[Data records]
────

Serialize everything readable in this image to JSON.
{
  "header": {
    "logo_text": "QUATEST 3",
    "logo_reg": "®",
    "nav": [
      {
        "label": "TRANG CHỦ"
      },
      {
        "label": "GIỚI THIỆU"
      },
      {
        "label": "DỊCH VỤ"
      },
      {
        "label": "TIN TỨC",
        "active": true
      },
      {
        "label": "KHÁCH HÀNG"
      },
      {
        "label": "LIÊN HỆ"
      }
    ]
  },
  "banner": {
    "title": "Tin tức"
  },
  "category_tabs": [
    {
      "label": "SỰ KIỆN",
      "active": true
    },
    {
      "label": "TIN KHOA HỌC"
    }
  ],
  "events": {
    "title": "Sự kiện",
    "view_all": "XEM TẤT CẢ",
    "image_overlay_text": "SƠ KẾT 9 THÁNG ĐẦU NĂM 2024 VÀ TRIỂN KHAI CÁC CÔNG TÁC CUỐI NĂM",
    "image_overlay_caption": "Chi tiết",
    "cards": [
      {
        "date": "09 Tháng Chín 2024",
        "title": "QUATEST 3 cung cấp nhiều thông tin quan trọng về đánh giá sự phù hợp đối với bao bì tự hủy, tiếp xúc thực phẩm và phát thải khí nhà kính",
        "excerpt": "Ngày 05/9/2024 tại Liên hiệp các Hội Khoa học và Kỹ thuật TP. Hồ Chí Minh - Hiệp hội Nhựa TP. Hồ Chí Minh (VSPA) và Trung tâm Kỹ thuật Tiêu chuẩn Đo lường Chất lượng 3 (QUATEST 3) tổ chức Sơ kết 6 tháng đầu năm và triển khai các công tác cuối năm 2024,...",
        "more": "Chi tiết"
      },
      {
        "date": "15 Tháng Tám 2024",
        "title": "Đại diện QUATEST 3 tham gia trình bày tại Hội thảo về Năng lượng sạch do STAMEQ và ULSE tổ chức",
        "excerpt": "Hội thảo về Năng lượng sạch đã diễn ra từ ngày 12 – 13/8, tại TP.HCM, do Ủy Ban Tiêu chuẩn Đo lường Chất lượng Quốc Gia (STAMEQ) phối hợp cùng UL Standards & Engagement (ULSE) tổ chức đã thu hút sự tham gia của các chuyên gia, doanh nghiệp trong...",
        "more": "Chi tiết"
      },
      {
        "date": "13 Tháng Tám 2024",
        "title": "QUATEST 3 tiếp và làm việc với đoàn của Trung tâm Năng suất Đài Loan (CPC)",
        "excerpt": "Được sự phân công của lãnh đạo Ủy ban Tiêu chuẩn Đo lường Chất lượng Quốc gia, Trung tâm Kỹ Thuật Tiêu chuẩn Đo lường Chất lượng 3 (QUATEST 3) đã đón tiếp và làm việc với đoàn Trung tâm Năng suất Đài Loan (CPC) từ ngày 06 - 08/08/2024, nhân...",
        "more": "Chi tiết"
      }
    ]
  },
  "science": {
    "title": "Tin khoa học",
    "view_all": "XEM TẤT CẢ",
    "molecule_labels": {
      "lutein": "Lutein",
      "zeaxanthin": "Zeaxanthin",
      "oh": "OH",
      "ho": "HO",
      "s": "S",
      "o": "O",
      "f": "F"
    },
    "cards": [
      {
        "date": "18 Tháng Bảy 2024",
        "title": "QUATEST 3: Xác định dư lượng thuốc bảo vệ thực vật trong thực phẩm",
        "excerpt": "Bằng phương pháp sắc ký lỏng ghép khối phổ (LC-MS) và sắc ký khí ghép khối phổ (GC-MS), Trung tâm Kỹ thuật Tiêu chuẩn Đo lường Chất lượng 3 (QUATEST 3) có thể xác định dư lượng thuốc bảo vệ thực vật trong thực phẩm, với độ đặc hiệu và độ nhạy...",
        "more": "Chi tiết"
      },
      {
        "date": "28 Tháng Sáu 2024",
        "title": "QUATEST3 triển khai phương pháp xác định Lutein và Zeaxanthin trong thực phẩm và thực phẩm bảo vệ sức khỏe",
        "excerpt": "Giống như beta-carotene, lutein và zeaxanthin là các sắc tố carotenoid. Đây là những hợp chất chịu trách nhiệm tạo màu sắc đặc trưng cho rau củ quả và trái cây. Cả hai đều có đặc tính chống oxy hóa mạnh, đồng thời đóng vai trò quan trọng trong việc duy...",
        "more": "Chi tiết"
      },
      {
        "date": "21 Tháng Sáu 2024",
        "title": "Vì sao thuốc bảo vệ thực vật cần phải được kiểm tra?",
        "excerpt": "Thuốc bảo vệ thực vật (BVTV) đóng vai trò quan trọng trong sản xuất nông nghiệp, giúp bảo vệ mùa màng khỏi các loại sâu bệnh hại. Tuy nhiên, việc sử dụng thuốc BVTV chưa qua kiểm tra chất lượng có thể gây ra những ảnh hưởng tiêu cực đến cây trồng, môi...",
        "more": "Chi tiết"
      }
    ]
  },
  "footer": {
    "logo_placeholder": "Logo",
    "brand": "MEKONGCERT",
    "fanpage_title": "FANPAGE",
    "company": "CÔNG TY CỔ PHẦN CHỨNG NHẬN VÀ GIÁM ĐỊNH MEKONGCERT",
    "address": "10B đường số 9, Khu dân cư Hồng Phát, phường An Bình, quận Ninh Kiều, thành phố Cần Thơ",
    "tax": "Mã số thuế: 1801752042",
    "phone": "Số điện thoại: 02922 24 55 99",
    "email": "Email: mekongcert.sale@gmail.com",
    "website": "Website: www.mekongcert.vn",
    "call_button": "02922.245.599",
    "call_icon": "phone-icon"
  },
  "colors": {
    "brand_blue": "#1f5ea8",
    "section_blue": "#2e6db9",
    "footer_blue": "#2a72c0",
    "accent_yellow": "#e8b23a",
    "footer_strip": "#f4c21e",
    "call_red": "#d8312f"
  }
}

────

[Exercise goal] Using the material above, gather every line that includes "đoàn".

[Exercise answer]
        "title": "QUATEST 3 tiếp và làm việc với đoàn của Trung tâm Năng suất Đài Loan (CPC)",
        "excerpt": "Được sự phân công của lãnh đạo Ủy ban Tiêu chuẩn Đo lường Chất lượng Quốc gia, Trung tâm Kỹ Thuật Tiêu chuẩn Đo lường Chất lượng 3 (QUATEST 3) đã đón tiếp và làm việc với đoàn Trung tâm Năng suất Đài Loan (CPC) từ ngày 06 - 08/08/2024, nhân...",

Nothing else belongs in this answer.